ЗАДАНИЕ A:
Ответьте по отрывку о тюремной камере:
(i) Сколько граммов черного хлеба составляла «пайка»?
(ii) Из-за чего избегали места у стола под окнами?
(iii) На какой день рассказчик оказался на нарах недалеко от окна?
ЗАДАНИЕ B:
Подхватите отрывок о тюремной камере и продолжите его после последнего предложения.

ЦИТИРУЕМЫЙ ТЕКСТ:
Никогда и нигде раньше в жизни я не наблюдал такой власти куска хлеба, как в камере. «Пайка» — 300 грамм черного хлеба, при очень скудной остальной еде, была явно недостаточна, и те, кто получал передачи и мог отдать свою «пайку», мог купить обслугу по камере, уборку и вынос «параши», купить место на нарах, купить место у окна, оплатить ею починку вашего платья, стрижку и бритье наточенной нечеловеческим упорством пряжкой от брюк и т. д.

Первые две ночи я ночевал «под юрцами». Страшна до тихого отчаяния была первая ночь: заплеванный и выбитый асфальтовый пол, трудность подлезания под низкие нары, невозможность там, за теснотою, лежать на спине — все было страшно. Но и это место я получил предстательством Беднякова. К третьей ночи освободилось место у стола под окнами. Его избегали из-за холода. Я не побоялся. Через три дня я лежал на столе, а на десятый день был на нарах недалеко от окна. Сделал я такую блестящую карьеру, потому что прочитал с успехом несколько лекций и получил передачу, вследствие чего мог устраивать комбинации со своею «пайкою».

СОХРАНЕННЫЕ ЗАПИСИ:
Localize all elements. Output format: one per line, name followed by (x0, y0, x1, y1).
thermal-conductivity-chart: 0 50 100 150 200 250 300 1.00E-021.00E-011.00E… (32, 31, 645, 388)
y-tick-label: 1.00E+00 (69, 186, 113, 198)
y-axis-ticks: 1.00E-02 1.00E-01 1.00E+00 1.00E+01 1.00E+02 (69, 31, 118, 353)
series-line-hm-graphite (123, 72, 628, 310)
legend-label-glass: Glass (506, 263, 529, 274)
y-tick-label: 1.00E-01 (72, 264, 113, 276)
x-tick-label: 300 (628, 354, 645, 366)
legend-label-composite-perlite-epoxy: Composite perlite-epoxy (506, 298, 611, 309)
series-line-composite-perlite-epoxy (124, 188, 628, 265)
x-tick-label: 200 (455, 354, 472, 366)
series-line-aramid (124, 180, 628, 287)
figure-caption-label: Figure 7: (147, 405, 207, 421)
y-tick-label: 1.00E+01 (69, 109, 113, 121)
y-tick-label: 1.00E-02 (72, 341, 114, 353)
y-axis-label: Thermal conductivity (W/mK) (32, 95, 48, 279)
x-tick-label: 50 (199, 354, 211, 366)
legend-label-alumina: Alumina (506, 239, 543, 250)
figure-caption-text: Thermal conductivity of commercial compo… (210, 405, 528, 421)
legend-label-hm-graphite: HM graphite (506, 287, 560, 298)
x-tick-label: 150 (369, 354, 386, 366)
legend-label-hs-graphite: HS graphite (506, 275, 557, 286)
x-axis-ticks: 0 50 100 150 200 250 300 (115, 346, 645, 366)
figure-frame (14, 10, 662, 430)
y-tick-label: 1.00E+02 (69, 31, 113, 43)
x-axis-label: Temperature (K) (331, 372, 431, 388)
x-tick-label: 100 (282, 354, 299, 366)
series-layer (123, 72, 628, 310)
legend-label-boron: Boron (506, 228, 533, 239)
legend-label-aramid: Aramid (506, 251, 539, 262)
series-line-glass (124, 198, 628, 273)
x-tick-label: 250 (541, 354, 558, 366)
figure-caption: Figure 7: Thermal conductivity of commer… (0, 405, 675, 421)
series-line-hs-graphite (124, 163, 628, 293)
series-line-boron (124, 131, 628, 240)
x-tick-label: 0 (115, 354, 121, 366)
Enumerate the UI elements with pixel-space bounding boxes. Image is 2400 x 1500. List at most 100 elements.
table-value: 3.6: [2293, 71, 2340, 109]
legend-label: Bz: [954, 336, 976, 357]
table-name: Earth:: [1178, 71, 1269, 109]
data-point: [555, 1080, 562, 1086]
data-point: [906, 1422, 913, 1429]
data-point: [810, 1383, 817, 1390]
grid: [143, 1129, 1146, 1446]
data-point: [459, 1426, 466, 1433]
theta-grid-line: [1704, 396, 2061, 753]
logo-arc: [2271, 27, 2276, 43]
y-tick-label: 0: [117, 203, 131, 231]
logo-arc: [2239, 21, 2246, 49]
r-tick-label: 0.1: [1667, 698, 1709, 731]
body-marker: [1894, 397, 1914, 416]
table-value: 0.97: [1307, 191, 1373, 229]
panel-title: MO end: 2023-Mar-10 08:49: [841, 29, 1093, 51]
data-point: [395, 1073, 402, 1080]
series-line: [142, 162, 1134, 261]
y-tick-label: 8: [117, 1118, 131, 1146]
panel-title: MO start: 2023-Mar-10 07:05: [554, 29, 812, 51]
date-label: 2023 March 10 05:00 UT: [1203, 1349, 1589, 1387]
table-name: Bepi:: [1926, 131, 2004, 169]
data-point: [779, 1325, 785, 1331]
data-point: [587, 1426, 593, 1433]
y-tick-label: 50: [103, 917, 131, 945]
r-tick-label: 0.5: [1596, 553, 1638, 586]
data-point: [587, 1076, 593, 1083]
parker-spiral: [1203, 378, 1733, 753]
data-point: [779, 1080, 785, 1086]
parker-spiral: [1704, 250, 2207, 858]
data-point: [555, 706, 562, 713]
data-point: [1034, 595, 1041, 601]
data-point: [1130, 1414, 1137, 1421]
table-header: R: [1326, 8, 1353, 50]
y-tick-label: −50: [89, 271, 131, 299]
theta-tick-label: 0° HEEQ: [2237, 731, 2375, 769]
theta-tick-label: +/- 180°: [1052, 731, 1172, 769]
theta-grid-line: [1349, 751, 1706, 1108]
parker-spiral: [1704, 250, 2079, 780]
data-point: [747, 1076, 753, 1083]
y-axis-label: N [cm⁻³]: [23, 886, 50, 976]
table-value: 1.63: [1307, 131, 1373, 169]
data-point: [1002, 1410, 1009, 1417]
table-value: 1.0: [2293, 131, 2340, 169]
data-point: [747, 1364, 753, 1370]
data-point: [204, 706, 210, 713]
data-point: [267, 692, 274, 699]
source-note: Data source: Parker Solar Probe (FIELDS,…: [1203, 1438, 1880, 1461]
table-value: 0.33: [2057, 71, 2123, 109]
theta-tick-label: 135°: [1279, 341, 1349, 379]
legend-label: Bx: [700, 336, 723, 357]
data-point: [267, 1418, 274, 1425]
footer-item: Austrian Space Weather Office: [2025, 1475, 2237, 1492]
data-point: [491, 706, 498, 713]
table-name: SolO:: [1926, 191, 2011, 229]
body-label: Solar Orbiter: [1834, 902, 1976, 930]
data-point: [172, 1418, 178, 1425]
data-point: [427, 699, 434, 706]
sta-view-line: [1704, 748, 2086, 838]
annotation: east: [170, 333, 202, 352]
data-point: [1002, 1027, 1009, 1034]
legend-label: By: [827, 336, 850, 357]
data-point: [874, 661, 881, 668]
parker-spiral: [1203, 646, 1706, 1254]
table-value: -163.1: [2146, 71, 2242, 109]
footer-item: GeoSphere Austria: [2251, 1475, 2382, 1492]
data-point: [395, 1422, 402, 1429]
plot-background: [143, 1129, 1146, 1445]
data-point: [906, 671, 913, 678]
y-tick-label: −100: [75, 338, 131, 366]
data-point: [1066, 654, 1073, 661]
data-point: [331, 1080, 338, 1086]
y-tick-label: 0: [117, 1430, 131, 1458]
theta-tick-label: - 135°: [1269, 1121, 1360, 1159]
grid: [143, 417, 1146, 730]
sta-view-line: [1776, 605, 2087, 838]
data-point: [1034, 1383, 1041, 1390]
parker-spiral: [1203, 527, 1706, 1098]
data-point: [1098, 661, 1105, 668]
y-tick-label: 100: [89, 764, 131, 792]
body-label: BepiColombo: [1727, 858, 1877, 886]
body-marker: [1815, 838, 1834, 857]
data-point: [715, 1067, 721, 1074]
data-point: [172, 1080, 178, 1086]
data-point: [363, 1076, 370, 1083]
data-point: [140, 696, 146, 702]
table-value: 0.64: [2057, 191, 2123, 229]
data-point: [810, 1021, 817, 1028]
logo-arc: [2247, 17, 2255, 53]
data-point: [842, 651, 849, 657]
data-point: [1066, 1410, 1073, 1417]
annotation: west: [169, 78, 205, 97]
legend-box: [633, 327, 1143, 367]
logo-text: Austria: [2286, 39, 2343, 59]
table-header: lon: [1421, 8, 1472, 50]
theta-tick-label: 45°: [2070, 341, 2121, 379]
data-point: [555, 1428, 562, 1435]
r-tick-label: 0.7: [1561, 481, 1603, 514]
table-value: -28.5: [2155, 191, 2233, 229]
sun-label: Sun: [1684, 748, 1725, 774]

ИТОГОВЫЙ ОТВЕТ A:
(i) 300 граммов.
(ii) Из-за холода.
(iii) На десятый день.

ИТОГОВЫЙ ОТВЕТ B:
Народ в камере был, что называется, с бору и с сосенки, и в этом состояла громадная трудность внутреннего порядка и внутренних отношений. Сидели: протоиерей, академик и археолог Борис Федорович Колесников, державшийся на высоте своего сана и служения. Профессор Иван Иванович Лавров — путеец, интеллигент вежливости не нонешней. Несколько агрономов, астроном Владимир Иванович Козлов — молодой ученый. Экономисты, академик-дендролог, фамилию которого забыл, студенты — молодые мальчики, террористы и диверсанты, группа евреев, занявших отдельный угол на нарах и руководимых крупным комиссаром из Казани Левицким, чрезвычайно неприятным человеком. Простые старые люди, не то крестьяне, не то рабочие, робкие и голодные, и, наконец, «свои в доску» уголовные типы — воры, растратчики и даже убийцы.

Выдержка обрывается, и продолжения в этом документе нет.